:: Your objective ::
Go through the material below and copy each line where the word "محمد" appears.

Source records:

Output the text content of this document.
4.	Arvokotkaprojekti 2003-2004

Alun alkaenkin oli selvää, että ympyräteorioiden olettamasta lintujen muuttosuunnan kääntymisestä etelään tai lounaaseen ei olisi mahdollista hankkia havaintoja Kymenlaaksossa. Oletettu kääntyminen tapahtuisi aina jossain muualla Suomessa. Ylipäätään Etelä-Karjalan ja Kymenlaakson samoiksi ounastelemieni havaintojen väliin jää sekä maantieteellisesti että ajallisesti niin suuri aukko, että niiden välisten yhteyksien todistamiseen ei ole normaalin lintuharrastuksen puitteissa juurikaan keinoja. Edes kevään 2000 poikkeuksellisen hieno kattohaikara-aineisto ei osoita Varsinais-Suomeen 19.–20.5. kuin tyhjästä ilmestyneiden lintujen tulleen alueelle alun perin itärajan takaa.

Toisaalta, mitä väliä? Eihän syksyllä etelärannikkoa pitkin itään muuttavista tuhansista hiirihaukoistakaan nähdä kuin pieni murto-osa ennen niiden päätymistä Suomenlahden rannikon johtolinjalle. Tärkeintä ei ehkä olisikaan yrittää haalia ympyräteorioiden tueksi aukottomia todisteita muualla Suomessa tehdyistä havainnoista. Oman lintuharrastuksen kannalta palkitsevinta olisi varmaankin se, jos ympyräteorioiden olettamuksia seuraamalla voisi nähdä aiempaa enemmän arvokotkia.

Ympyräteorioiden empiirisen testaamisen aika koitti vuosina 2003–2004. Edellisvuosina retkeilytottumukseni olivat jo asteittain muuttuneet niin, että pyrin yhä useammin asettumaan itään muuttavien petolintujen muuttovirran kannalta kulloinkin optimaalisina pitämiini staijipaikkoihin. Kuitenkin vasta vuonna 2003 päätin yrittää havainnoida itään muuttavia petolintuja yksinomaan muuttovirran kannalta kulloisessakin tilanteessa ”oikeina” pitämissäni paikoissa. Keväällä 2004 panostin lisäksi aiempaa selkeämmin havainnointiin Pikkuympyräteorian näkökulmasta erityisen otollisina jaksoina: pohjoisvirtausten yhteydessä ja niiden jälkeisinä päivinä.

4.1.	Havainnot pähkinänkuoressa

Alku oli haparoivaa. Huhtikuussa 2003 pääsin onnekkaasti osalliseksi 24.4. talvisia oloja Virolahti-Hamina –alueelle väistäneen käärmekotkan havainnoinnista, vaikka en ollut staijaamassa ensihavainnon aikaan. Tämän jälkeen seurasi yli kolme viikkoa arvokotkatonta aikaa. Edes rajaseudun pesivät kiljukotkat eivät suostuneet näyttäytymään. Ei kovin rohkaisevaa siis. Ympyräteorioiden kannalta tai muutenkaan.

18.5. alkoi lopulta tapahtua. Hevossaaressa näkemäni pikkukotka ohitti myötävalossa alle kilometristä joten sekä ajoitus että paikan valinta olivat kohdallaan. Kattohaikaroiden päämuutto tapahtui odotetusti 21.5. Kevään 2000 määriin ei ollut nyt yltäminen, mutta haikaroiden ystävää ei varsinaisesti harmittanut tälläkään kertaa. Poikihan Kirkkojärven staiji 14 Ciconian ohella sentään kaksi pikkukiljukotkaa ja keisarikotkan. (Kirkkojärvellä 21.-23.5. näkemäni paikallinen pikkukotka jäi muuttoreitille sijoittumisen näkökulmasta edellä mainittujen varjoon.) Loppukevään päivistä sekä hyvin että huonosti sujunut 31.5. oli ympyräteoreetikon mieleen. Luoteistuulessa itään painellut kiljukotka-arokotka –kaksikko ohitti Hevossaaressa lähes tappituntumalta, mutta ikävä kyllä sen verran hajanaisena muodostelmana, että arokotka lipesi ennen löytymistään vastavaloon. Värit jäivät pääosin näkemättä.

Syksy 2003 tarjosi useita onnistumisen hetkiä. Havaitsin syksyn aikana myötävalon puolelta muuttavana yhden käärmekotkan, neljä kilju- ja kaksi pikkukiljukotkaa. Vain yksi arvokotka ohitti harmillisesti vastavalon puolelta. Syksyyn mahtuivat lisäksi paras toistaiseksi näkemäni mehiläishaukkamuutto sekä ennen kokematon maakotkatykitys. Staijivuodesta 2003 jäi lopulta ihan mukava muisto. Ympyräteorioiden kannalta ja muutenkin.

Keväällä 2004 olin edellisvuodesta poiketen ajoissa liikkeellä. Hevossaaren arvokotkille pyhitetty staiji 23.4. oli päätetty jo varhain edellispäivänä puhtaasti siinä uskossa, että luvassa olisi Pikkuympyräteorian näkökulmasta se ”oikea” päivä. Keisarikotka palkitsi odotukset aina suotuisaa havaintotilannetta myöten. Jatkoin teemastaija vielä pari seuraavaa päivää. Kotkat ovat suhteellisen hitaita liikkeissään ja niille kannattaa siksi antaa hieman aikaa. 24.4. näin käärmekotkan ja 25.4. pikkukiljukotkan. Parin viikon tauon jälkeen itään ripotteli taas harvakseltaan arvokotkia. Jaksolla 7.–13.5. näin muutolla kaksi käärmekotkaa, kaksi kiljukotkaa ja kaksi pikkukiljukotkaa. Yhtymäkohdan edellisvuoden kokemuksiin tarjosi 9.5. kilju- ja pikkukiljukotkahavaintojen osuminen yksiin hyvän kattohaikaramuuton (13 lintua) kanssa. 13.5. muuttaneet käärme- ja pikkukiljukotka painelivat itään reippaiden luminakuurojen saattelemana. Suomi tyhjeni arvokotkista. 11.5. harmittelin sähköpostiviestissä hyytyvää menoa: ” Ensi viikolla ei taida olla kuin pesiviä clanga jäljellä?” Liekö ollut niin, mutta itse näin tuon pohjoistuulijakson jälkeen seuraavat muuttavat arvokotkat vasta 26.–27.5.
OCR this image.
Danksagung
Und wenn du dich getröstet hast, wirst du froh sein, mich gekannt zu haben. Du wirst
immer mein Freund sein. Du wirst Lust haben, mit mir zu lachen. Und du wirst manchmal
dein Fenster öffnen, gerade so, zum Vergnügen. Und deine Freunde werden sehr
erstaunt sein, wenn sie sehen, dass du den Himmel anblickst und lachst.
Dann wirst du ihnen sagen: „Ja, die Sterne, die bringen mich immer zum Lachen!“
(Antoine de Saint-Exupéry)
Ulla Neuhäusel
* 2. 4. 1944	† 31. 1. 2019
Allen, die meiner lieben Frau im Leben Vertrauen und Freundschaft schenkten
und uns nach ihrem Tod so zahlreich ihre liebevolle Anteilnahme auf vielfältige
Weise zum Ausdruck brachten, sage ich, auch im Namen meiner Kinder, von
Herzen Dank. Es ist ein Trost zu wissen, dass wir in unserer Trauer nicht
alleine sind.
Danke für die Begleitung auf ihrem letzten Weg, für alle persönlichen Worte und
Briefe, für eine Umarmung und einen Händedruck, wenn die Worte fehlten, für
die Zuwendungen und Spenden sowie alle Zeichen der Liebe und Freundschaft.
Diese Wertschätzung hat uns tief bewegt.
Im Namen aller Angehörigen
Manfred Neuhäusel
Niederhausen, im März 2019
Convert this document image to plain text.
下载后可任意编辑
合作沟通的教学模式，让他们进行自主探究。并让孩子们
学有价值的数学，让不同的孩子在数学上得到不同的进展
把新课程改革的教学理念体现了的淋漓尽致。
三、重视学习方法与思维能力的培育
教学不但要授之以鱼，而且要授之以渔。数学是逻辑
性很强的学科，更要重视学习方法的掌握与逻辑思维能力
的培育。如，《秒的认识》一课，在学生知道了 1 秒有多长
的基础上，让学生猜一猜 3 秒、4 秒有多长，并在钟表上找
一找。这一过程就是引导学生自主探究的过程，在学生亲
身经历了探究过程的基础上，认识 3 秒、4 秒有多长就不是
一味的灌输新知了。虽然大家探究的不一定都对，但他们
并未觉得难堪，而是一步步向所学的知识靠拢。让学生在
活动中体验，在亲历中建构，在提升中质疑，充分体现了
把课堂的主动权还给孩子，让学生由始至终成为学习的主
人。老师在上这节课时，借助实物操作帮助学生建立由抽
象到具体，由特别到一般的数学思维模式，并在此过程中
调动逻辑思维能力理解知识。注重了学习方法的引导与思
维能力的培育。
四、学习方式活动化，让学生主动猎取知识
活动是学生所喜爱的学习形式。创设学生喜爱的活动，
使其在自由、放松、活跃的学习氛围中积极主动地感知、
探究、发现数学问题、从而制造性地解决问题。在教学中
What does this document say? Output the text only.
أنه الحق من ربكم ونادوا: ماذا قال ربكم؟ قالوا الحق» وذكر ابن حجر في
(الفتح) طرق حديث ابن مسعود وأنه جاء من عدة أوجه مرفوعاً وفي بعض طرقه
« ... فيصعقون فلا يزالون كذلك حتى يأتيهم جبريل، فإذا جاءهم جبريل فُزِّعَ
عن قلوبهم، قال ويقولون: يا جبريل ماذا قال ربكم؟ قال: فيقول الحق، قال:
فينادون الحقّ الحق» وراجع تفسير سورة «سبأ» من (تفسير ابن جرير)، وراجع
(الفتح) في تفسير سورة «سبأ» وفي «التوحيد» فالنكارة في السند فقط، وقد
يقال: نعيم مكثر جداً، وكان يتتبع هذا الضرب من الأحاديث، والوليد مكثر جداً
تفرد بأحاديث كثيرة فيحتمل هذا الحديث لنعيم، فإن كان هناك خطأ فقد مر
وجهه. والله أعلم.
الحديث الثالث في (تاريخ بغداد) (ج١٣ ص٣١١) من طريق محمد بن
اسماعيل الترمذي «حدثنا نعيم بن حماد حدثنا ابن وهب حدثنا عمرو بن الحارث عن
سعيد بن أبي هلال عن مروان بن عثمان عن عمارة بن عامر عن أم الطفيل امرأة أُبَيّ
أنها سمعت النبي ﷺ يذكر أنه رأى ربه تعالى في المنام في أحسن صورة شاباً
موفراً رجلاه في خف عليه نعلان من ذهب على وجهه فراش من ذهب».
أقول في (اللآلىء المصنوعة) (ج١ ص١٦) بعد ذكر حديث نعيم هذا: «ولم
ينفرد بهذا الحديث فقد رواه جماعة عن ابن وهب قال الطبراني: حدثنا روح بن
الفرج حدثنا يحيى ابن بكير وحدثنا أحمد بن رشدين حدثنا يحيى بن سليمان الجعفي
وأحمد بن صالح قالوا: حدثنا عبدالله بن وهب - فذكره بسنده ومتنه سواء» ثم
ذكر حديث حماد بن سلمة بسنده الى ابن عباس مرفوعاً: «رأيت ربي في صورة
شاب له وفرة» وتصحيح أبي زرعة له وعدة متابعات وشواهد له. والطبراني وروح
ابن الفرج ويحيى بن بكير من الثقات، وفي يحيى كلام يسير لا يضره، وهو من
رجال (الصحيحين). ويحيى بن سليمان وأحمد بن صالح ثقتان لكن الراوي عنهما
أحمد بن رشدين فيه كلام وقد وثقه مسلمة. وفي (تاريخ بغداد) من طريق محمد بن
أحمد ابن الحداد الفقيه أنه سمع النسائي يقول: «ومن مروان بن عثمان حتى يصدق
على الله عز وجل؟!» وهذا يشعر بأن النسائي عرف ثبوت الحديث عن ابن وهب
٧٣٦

:: Expected answer ::
الحديث الثالث في (تاريخ بغداد) (ج١٣ ص٣١١) من طريق محمد بن
أحمد بن رشدين فيه كلام وقد وثقه مسلمة. وفي (تاريخ بغداد) من طريق محمد بن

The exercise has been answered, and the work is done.